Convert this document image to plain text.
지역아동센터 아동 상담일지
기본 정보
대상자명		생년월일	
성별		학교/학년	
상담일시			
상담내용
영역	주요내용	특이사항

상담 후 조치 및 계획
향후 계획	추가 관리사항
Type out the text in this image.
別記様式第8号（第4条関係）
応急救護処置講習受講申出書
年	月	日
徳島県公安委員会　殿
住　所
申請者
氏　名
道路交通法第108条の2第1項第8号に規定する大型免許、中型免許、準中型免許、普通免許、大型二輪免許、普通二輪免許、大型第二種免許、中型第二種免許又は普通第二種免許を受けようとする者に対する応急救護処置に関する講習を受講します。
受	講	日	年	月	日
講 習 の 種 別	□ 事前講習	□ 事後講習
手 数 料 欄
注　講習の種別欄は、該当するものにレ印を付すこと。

§ WHAT YOU SHOULD DO: Please restate the data word for word, every record included.

§ RESULT BELOW:
Convert this document image to plain text.
지역아동센터 아동 상담일지
기본 정보
대상자명		생년월일	
성별		학교/학년	
상담일시			
상담내용
영역	주요내용	특이사항

상담 후 조치 및 계획
향후 계획	추가 관리사항
Type out the text in this image.
別記様式第8号（第4条関係）
応急救護処置講習受講申出書
年	月	日
徳島県公安委員会　殿
住　所
申請者
氏　名
道路交通法第108条の2第1項第8号に規定する大型免許、中型免許、準中型免許、普通免許、大型二輪免許、普通二輪免許、大型第二種免許、中型第二種免許又は普通第二種免許を受けようとする者に対する応急救護処置に関する講習を受講します。
受	講	日	年	月	日
講 習 の 種 別	□ 事前講習	□ 事後講習
手 数 料 欄
注　講習の種別欄は、該当するものにレ印を付すこと。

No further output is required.